**ANGEZEIGTER TEXT**

4. Versorgungsfreibeträge
Zusätzlich zu den „persönlichen Freibeträgen“ werden Ehegatten sowie Kindern/Stiefkindern beim Erwerb von Todes wegen, also (nur) bei Anfall durch Erbschaft, „besondere Versorgungsfreibeträge“ eingeräumt.
Diese betragen für
– Ehegatten 256.000 Euro
– Kinder/Stiefkinder, gestaffelt nach Alter
52. 000 Euro bei einem Alter bis zu fünf Jahren
41.000 Euro bei einem Alter von mehr als fünf bis zu zehn Jahren
30.700 Euro bei einem Alter von mehr als zehn bis zu fünfzehn Jahren
20.500 Euro bei einem Alter von mehr als fünfzehn Jahren bis zu zwanzig Jahren
10.300 Euro bei einem Alter von mehr als 20 Jahren bis zur Vollendung des 27. Lebensjahres
Zu beachten ist, dass diese Versorgungsfreibeträge dem Ehegatten oder Kindern/Stiefkindern nicht immer in voller Höhe zustehen.
Erhalten Ehegatten oder Kinder aus Anlass des Todes des Erblassers „erbschaftsteuerfreie Hinterbliebenenbezüge“ (Hinterbliebenenrenten, Versorgungsbezüge, berufsständige Versicherungen), so wird der Versorgungsbetrag um den „Kapitalwert“ dieser Bezüge gekürzt.
5. Zugewinnausgleichsfreibetrag
Leben Ehegatten (oder eingetragene Lebenspartner) im gesetzlichen Güterstand der Zugewinngemeinschaft (das ist immer der Fall, wenn sie bei der Eheschließung nicht beim Notar waren, und keinen Ehevertrag aufgesetzt haben), so steht ihnen im Falle einer Scheidung die Differenz des beiderseitigen Zugewinns als Zugewinnausgleich steuerfrei zu. Denselben Betrag kann man auch steuerfrei erben.

Einträge zur Bereichsannotation
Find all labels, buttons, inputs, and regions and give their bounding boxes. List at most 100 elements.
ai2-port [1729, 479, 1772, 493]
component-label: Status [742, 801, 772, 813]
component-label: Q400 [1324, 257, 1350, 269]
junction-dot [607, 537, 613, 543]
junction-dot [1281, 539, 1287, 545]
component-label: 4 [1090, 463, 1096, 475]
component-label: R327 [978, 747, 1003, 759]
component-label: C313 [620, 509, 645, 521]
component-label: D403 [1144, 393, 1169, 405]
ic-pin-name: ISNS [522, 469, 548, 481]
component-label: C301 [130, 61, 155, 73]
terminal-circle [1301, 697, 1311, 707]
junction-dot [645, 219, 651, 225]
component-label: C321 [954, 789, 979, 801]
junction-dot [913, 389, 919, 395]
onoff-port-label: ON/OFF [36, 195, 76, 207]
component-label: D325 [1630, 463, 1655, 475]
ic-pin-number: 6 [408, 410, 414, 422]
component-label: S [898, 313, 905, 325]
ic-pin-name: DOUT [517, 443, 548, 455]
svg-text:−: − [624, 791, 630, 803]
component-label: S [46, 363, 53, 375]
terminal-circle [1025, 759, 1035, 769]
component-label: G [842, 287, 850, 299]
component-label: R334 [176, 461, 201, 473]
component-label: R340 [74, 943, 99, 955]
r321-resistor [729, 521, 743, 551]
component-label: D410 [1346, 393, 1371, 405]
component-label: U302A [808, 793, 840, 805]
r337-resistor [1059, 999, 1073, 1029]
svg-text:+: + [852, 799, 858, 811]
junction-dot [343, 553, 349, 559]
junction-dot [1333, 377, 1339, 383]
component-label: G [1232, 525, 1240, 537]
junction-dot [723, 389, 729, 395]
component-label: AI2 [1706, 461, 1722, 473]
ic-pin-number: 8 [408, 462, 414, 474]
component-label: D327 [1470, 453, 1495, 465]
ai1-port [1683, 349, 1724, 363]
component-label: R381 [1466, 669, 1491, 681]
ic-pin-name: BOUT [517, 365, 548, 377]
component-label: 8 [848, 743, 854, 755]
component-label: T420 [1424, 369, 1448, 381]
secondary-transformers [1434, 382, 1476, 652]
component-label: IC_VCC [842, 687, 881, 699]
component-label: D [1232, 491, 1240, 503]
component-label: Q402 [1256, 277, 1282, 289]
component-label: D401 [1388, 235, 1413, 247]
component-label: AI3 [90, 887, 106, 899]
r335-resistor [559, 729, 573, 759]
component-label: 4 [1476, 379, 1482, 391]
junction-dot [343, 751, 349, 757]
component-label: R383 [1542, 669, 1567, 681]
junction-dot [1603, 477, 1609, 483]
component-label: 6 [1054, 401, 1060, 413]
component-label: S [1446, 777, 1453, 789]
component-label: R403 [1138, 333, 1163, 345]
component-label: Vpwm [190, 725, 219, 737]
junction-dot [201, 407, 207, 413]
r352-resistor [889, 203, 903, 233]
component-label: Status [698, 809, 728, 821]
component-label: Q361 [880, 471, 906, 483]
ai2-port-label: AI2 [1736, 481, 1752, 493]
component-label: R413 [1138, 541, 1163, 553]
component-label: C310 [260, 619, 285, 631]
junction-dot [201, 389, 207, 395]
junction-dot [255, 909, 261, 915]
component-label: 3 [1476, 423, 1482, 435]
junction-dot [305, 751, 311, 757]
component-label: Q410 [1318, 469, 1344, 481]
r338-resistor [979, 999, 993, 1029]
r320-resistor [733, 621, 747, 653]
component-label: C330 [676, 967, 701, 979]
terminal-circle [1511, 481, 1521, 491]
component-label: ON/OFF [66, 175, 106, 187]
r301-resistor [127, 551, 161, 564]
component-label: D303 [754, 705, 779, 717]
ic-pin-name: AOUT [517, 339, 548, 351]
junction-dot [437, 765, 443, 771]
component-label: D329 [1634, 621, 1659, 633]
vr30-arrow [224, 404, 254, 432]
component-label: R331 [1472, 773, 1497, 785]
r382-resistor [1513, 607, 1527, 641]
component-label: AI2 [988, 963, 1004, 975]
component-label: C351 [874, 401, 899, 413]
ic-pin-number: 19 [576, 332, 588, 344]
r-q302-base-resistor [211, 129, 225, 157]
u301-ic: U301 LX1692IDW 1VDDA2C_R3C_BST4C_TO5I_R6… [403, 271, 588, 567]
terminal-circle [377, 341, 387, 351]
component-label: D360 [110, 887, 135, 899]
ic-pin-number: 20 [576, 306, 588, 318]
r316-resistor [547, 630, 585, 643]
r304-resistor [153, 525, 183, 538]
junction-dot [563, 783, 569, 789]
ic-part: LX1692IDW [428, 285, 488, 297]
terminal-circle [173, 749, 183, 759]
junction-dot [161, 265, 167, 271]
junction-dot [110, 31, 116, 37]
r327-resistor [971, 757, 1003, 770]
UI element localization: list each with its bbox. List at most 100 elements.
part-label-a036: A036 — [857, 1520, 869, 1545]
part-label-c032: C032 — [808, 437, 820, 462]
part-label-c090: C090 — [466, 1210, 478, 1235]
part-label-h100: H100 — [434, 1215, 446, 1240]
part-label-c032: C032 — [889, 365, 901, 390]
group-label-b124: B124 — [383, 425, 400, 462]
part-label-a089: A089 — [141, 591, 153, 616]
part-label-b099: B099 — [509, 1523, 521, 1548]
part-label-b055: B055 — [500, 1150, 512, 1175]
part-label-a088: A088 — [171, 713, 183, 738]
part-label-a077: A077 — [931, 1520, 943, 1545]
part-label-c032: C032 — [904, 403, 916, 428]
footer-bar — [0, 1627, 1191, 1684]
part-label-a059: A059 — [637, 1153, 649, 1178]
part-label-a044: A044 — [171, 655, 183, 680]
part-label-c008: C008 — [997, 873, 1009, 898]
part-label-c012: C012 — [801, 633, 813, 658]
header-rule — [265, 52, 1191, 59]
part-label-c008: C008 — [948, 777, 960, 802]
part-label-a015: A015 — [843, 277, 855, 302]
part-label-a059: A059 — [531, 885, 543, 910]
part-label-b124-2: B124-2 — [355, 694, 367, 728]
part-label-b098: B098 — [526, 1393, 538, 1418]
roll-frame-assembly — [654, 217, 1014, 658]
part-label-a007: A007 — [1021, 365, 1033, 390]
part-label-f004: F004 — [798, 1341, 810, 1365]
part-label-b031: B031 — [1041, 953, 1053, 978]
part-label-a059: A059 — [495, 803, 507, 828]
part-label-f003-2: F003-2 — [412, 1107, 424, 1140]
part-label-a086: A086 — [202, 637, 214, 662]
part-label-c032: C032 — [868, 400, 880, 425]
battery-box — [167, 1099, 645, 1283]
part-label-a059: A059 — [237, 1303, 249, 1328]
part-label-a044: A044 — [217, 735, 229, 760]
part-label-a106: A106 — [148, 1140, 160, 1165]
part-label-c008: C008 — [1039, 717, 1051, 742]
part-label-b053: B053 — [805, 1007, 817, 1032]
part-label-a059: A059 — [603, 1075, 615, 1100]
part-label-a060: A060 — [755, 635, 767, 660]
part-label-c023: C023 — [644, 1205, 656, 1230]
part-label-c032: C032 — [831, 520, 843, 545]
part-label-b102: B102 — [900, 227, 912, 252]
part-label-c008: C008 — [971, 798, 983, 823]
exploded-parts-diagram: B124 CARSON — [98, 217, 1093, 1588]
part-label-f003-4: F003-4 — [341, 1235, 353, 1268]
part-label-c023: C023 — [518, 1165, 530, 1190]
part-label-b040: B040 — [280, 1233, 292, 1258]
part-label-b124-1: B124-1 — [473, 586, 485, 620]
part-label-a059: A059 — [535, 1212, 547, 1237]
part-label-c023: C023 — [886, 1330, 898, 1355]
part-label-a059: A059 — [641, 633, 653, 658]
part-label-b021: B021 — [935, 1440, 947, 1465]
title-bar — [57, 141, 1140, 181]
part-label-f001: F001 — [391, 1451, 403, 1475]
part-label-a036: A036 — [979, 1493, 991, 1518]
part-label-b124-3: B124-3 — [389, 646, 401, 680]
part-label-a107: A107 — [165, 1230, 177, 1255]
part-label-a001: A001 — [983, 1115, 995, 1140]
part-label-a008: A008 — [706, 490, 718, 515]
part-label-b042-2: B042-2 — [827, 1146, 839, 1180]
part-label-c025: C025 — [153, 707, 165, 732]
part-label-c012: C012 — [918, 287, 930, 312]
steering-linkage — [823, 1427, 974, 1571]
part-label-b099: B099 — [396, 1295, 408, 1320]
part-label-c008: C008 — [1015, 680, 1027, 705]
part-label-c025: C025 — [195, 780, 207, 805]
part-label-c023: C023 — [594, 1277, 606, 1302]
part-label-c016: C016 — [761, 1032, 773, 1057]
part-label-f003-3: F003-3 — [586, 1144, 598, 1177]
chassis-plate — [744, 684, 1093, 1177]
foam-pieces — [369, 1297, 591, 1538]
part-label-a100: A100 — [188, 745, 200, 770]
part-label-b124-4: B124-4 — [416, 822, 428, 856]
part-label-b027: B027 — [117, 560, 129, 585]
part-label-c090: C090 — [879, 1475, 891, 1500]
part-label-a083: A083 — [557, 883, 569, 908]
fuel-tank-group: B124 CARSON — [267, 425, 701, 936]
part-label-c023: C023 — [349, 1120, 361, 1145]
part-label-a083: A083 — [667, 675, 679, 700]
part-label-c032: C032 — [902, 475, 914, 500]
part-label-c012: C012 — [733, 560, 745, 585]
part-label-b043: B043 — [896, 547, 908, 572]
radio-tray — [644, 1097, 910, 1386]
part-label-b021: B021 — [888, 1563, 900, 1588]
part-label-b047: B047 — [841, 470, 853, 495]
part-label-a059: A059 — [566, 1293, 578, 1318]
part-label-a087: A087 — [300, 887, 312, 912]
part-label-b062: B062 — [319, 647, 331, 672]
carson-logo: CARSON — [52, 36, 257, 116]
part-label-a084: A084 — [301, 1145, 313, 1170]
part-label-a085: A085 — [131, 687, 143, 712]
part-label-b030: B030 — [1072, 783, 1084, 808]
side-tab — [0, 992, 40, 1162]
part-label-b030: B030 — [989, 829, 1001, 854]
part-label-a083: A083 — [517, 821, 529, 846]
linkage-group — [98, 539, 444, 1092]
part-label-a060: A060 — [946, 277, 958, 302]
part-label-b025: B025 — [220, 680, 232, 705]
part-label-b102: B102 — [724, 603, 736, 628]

**ARBEITSANWEISUNGEN**
**A)** Nenne alle Arten erbschaftsteuerfreier Hinterbliebenenbezüge, die der Text über die Versorgungsfreibeträge in Klammern aufzählt.
**B)** Gib den Teil der Einträge wieder, der mit der ersten Zeile beginnt und mit der Zeile endet, die „component-label: R383 [1542, 669, 1567, 681]“ enthält, und benenne darin „junction-dot“ überall in „knotenpunkt“ um, während alles andere unverändert bleibt.
Die Einträge haben mit dem Text nichts zu tun.

**LÖSUNGEN DER ÜBUNG**
**A)** Hinterbliebenenrenten, Versorgungsbezüge, berufsständige Versicherungen

**B)**
Find all labels, buttons, inputs, and regions and give their bounding boxes. List at most 100 elements.
ai2-port [1729, 479, 1772, 493]
component-label: Status [742, 801, 772, 813]
component-label: Q400 [1324, 257, 1350, 269]
knotenpunkt [607, 537, 613, 543]
knotenpunkt [1281, 539, 1287, 545]
component-label: 4 [1090, 463, 1096, 475]
component-label: R327 [978, 747, 1003, 759]
component-label: C313 [620, 509, 645, 521]
component-label: D403 [1144, 393, 1169, 405]
ic-pin-name: ISNS [522, 469, 548, 481]
component-label: C301 [130, 61, 155, 73]
terminal-circle [1301, 697, 1311, 707]
knotenpunkt [645, 219, 651, 225]
component-label: C321 [954, 789, 979, 801]
knotenpunkt [913, 389, 919, 395]
onoff-port-label: ON/OFF [36, 195, 76, 207]
component-label: D325 [1630, 463, 1655, 475]
ic-pin-number: 6 [408, 410, 414, 422]
component-label: S [898, 313, 905, 325]
ic-pin-name: DOUT [517, 443, 548, 455]
svg-text:−: − [624, 791, 630, 803]
component-label: S [46, 363, 53, 375]
terminal-circle [1025, 759, 1035, 769]
component-label: G [842, 287, 850, 299]
component-label: R334 [176, 461, 201, 473]
component-label: R340 [74, 943, 99, 955]
r321-resistor [729, 521, 743, 551]
component-label: D410 [1346, 393, 1371, 405]
component-label: U302A [808, 793, 840, 805]
r337-resistor [1059, 999, 1073, 1029]
svg-text:+: + [852, 799, 858, 811]
knotenpunkt [343, 553, 349, 559]
knotenpunkt [1333, 377, 1339, 383]
component-label: G [1232, 525, 1240, 537]
knotenpunkt [723, 389, 729, 395]
component-label: AI2 [1706, 461, 1722, 473]
ic-pin-number: 8 [408, 462, 414, 474]
component-label: D327 [1470, 453, 1495, 465]
ai1-port [1683, 349, 1724, 363]
component-label: R381 [1466, 669, 1491, 681]
ic-pin-name: BOUT [517, 365, 548, 377]
component-label: 8 [848, 743, 854, 755]
component-label: T420 [1424, 369, 1448, 381]
secondary-transformers [1434, 382, 1476, 652]
component-label: IC_VCC [842, 687, 881, 699]
component-label: D [1232, 491, 1240, 503]
component-label: Q402 [1256, 277, 1282, 289]
component-label: D401 [1388, 235, 1413, 247]
component-label: AI3 [90, 887, 106, 899]
r335-resistor [559, 729, 573, 759]
component-label: 4 [1476, 379, 1482, 391]
knotenpunkt [343, 751, 349, 757]
component-label: R383 [1542, 669, 1567, 681]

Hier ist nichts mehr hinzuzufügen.